— REQUEST —
Extract all of the data and reproduce it precisely.

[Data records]
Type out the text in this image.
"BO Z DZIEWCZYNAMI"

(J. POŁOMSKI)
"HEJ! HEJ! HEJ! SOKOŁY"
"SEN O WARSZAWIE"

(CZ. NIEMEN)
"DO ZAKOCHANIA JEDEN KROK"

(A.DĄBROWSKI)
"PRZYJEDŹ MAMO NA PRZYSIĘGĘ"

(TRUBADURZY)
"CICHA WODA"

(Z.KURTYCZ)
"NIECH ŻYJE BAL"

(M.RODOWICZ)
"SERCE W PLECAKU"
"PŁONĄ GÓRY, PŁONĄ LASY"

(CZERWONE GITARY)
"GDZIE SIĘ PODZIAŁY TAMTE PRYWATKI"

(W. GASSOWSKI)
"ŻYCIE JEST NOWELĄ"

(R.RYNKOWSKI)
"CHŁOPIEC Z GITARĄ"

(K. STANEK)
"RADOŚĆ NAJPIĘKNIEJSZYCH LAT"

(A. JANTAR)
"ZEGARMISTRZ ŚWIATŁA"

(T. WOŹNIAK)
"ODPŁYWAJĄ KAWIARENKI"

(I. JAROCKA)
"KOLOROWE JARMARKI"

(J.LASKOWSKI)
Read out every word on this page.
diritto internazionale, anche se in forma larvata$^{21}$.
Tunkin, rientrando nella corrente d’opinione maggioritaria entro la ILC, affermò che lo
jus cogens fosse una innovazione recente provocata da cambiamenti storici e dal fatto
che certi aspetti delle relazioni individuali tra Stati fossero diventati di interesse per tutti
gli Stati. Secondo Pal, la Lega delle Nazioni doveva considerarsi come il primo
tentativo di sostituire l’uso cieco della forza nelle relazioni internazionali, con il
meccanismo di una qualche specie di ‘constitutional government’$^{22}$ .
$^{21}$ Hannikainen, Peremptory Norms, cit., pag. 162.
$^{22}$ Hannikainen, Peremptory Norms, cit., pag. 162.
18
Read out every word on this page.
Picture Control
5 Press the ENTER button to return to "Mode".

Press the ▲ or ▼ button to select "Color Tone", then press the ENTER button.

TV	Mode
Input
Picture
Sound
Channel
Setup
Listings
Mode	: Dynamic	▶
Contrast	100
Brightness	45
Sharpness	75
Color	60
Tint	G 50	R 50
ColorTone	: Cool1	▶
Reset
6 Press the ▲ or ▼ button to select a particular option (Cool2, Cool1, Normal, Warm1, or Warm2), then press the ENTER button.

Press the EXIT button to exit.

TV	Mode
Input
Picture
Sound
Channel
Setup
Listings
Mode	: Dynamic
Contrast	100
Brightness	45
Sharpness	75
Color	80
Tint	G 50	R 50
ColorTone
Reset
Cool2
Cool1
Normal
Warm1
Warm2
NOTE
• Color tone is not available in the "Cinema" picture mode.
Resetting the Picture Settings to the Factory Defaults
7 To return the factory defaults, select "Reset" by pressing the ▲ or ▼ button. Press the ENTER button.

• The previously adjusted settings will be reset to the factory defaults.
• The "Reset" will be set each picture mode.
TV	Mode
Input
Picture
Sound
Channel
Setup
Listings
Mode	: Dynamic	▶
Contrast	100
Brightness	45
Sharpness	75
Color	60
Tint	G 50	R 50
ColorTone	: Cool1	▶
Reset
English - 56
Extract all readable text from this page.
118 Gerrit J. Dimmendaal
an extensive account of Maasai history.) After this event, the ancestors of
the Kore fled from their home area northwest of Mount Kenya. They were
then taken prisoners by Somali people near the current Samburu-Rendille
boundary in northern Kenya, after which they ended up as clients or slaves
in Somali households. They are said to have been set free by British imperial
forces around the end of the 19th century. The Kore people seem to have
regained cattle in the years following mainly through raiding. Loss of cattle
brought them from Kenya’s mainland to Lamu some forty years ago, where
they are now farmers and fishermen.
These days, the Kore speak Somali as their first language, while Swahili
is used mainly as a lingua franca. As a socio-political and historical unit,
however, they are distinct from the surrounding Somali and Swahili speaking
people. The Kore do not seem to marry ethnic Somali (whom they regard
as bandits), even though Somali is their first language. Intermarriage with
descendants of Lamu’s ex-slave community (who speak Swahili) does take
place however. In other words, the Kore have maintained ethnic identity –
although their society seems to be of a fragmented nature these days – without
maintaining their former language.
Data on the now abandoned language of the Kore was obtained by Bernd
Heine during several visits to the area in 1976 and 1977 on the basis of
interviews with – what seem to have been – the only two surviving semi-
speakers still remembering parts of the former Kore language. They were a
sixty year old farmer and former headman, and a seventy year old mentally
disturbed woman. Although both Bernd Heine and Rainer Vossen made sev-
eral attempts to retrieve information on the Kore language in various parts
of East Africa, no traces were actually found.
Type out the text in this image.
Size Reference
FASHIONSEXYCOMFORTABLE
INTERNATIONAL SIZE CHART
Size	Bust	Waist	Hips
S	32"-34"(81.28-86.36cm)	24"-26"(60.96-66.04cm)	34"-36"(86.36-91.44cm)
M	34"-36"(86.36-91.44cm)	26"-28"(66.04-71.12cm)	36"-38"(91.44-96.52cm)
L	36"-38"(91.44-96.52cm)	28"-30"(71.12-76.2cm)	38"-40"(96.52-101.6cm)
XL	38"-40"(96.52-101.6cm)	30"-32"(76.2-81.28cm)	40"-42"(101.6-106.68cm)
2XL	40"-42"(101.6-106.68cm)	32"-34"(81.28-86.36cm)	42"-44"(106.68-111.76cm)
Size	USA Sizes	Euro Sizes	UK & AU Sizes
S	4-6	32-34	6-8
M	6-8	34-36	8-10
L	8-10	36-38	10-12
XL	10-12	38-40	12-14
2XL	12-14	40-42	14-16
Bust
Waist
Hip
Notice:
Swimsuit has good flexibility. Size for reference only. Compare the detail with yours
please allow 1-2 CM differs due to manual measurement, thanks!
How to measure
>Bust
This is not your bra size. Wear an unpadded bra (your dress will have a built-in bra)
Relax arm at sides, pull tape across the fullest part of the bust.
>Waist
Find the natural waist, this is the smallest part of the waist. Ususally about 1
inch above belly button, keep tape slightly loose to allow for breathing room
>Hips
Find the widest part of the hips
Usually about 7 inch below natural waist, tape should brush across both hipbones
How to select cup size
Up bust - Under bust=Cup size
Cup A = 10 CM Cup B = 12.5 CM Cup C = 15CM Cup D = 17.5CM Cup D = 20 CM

— EXERCISE RESPONSE —
Type out the text in this image.
"BO Z DZIEWCZYNAMI"

(J. POŁOMSKI)
"HEJ! HEJ! HEJ! SOKOŁY"
"SEN O WARSZAWIE"

(CZ. NIEMEN)
"DO ZAKOCHANIA JEDEN KROK"

(A.DĄBROWSKI)
"PRZYJEDŹ MAMO NA PRZYSIĘGĘ"

(TRUBADURZY)
"CICHA WODA"

(Z.KURTYCZ)
"NIECH ŻYJE BAL"

(M.RODOWICZ)
"SERCE W PLECAKU"
"PŁONĄ GÓRY, PŁONĄ LASY"

(CZERWONE GITARY)
"GDZIE SIĘ PODZIAŁY TAMTE PRYWATKI"

(W. GASSOWSKI)
"ŻYCIE JEST NOWELĄ"

(R.RYNKOWSKI)
"CHŁOPIEC Z GITARĄ"

(K. STANEK)
"RADOŚĆ NAJPIĘKNIEJSZYCH LAT"

(A. JANTAR)
"ZEGARMISTRZ ŚWIATŁA"

(T. WOŹNIAK)
"ODPŁYWAJĄ KAWIARENKI"

(I. JAROCKA)
"KOLOROWE JARMARKI"

(J.LASKOWSKI)
Read out every word on this page.
diritto internazionale, anche se in forma larvata$^{21}$.
Tunkin, rientrando nella corrente d’opinione maggioritaria entro la ILC, affermò che lo
jus cogens fosse una innovazione recente provocata da cambiamenti storici e dal fatto
che certi aspetti delle relazioni individuali tra Stati fossero diventati di interesse per tutti
gli Stati. Secondo Pal, la Lega delle Nazioni doveva considerarsi come il primo
tentativo di sostituire l’uso cieco della forza nelle relazioni internazionali, con il
meccanismo di una qualche specie di ‘constitutional government’$^{22}$ .
$^{21}$ Hannikainen, Peremptory Norms, cit., pag. 162.
$^{22}$ Hannikainen, Peremptory Norms, cit., pag. 162.
18
Read out every word on this page.
Picture Control
5 Press the ENTER button to return to "Mode".

Press the ▲ or ▼ button to select "Color Tone", then press the ENTER button.

TV	Mode
Input
Picture
Sound
Channel
Setup
Listings
Mode	: Dynamic	▶
Contrast	100
Brightness	45
Sharpness	75
Color	60
Tint	G 50	R 50
ColorTone	: Cool1	▶
Reset
6 Press the ▲ or ▼ button to select a particular option (Cool2, Cool1, Normal, Warm1, or Warm2), then press the ENTER button.

Press the EXIT button to exit.

TV	Mode
Input
Picture
Sound
Channel
Setup
Listings
Mode	: Dynamic
Contrast	100
Brightness	45
Sharpness	75
Color	80
Tint	G 50	R 50
ColorTone
Reset
Cool2
Cool1
Normal
Warm1
Warm2
NOTE
• Color tone is not available in the "Cinema" picture mode.
Resetting the Picture Settings to the Factory Defaults
7 To return the factory defaults, select "Reset" by pressing the ▲ or ▼ button. Press the ENTER button.

• The previously adjusted settings will be reset to the factory defaults.
• The "Reset" will be set each picture mode.
TV	Mode
Input
Picture
Sound
Channel
Setup
Listings
Mode	: Dynamic	▶
Contrast	100
Brightness	45
Sharpness	75
Color	60
Tint	G 50	R 50
ColorTone	: Cool1	▶
Reset
English - 56
Extract all readable text from this page.
118 Gerrit J. Dimmendaal
an extensive account of Maasai history.) After this event, the ancestors of
the Kore fled from their home area northwest of Mount Kenya. They were
then taken prisoners by Somali people near the current Samburu-Rendille
boundary in northern Kenya, after which they ended up as clients or slaves
in Somali households. They are said to have been set free by British imperial
forces around the end of the 19th century. The Kore people seem to have
regained cattle in the years following mainly through raiding. Loss of cattle
brought them from Kenya’s mainland to Lamu some forty years ago, where
they are now farmers and fishermen.
These days, the Kore speak Somali as their first language, while Swahili
is used mainly as a lingua franca. As a socio-political and historical unit,
however, they are distinct from the surrounding Somali and Swahili speaking
people. The Kore do not seem to marry ethnic Somali (whom they regard
as bandits), even though Somali is their first language. Intermarriage with
descendants of Lamu’s ex-slave community (who speak Swahili) does take
place however. In other words, the Kore have maintained ethnic identity –
although their society seems to be of a fragmented nature these days – without
maintaining their former language.
Data on the now abandoned language of the Kore was obtained by Bernd
Heine during several visits to the area in 1976 and 1977 on the basis of
interviews with – what seem to have been – the only two surviving semi-
speakers still remembering parts of the former Kore language. They were a
sixty year old farmer and former headman, and a seventy year old mentally
disturbed woman. Although both Bernd Heine and Rainer Vossen made sev-
eral attempts to retrieve information on the Kore language in various parts
of East Africa, no traces were actually found.
Type out the text in this image.
Size Reference
FASHIONSEXYCOMFORTABLE
INTERNATIONAL SIZE CHART
Size	Bust	Waist	Hips
S	32"-34"(81.28-86.36cm)	24"-26"(60.96-66.04cm)	34"-36"(86.36-91.44cm)
M	34"-36"(86.36-91.44cm)	26"-28"(66.04-71.12cm)	36"-38"(91.44-96.52cm)
L	36"-38"(91.44-96.52cm)	28"-30"(71.12-76.2cm)	38"-40"(96.52-101.6cm)
XL	38"-40"(96.52-101.6cm)	30"-32"(76.2-81.28cm)	40"-42"(101.6-106.68cm)
2XL	40"-42"(101.6-106.68cm)	32"-34"(81.28-86.36cm)	42"-44"(106.68-111.76cm)
Size	USA Sizes	Euro Sizes	UK & AU Sizes
S	4-6	32-34	6-8
M	6-8	34-36	8-10
L	8-10	36-38	10-12
XL	10-12	38-40	12-14
2XL	12-14	40-42	14-16
Bust
Waist
Hip
Notice:
Swimsuit has good flexibility. Size for reference only. Compare the detail with yours
please allow 1-2 CM differs due to manual measurement, thanks!
How to measure
>Bust
This is not your bra size. Wear an unpadded bra (your dress will have a built-in bra)
Relax arm at sides, pull tape across the fullest part of the bust.
>Waist
Find the natural waist, this is the smallest part of the waist. Ususally about 1
inch above belly button, keep tape slightly loose to allow for breathing room
>Hips
Find the widest part of the hips
Usually about 7 inch below natural waist, tape should brush across both hipbones
How to select cup size
Up bust - Under bust=Cup size
Cup A = 10 CM Cup B = 12.5 CM Cup C = 15CM Cup D = 17.5CM Cup D = 20 CM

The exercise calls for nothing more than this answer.